PROBLEM TO WORK ON:
Transcribe the records from the line with "Extract all elements" up to and including the line with "legend-line-marker-icon bbox=[195, 49, 215, 55]", leaving the pictures out of your answer.

INPUT DATA:
◆ ◆ ◆ ◆ ◆ ◆ ◆
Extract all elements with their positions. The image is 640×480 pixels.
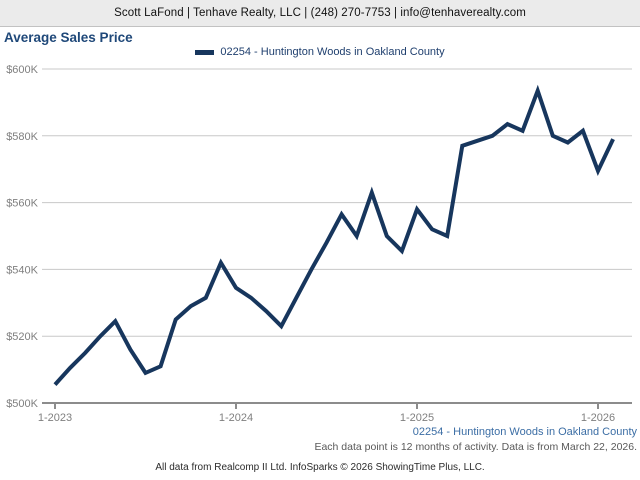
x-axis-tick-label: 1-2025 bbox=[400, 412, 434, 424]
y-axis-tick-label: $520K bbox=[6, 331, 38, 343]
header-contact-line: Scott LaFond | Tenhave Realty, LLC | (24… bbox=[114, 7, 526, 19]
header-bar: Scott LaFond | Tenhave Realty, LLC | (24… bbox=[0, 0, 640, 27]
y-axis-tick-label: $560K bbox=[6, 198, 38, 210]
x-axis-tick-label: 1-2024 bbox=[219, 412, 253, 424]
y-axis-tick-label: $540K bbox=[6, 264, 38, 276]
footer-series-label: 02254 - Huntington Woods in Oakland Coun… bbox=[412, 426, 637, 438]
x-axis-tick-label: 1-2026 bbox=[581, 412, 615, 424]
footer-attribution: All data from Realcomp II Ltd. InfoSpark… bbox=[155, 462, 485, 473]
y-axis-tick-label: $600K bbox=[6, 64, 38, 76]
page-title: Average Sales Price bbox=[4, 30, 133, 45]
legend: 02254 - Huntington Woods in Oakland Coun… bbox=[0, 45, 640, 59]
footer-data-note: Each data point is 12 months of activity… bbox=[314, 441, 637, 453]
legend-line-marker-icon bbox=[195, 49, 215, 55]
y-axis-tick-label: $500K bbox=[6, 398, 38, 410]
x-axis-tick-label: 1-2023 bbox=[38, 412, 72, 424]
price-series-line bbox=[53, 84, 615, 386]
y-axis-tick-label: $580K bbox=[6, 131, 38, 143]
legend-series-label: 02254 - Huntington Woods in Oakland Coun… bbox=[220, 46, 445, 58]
◆ ◆ ◆ ◆ ◆ ◆ ◆
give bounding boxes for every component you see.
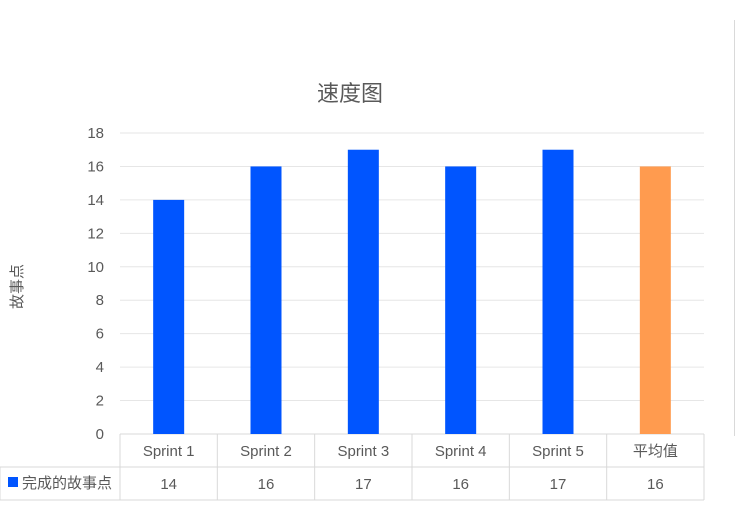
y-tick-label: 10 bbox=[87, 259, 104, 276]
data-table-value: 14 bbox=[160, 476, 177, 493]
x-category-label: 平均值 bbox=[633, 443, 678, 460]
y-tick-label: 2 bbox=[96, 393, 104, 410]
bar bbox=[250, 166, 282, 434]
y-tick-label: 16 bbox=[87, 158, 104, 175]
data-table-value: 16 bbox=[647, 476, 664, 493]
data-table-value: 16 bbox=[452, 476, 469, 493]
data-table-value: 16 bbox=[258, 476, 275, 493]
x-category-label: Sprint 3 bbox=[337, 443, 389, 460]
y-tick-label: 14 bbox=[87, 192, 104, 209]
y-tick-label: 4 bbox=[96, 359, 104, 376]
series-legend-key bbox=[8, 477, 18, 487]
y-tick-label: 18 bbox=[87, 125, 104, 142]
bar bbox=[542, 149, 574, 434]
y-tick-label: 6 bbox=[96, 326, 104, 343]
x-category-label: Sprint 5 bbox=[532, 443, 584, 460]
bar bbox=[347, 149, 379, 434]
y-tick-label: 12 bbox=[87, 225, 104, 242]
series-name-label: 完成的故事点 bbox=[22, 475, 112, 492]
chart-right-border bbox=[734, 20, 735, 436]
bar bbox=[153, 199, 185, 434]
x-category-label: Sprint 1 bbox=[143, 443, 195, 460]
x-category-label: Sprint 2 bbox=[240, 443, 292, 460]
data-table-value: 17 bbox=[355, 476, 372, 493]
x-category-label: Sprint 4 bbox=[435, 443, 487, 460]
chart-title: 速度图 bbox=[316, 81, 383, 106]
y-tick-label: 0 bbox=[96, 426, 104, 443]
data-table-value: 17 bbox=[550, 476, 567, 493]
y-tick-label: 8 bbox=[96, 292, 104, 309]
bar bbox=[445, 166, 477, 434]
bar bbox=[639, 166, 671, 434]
◆ ◆ ◆ ◆ ◆ ◆ ◆
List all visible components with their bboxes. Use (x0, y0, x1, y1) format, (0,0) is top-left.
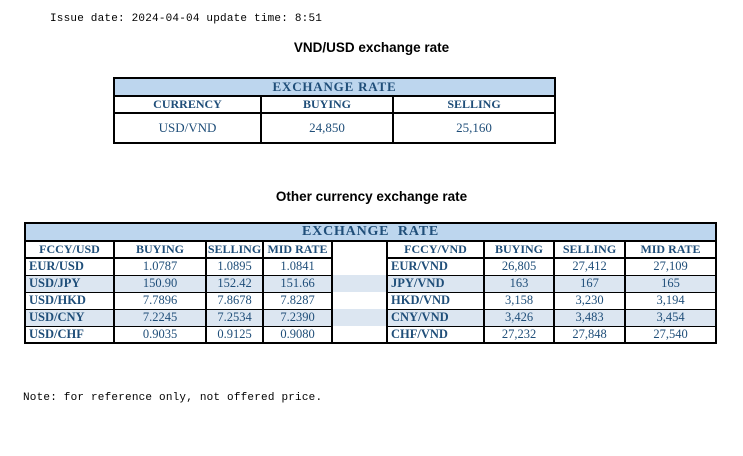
◆ ◆ ◆ ◆ ◆ ◆ ◆
EXERCISE SOLUTION:
Extract all elements with their positions. The image is 640×480 pixels.
x-axis-tick-label: 1-2025 bbox=[400, 412, 434, 424]
y-axis-tick-label: $520K bbox=[6, 331, 38, 343]
header-contact-line: Scott LaFond | Tenhave Realty, LLC | (24… bbox=[114, 7, 526, 19]
header-bar: Scott LaFond | Tenhave Realty, LLC | (24… bbox=[0, 0, 640, 27]
y-axis-tick-label: $560K bbox=[6, 198, 38, 210]
x-axis-tick-label: 1-2024 bbox=[219, 412, 253, 424]
y-axis-tick-label: $540K bbox=[6, 264, 38, 276]
footer-series-label: 02254 - Huntington Woods in Oakland Coun… bbox=[412, 426, 637, 438]
x-axis-tick-label: 1-2026 bbox=[581, 412, 615, 424]
footer-attribution: All data from Realcomp II Ltd. InfoSpark… bbox=[155, 462, 485, 473]
y-axis-tick-label: $600K bbox=[6, 64, 38, 76]
page-title: Average Sales Price bbox=[4, 30, 133, 45]
legend: 02254 - Huntington Woods in Oakland Coun… bbox=[0, 45, 640, 59]
footer-data-note: Each data point is 12 months of activity… bbox=[314, 441, 637, 453]
legend-line-marker-icon bbox=[195, 49, 215, 55]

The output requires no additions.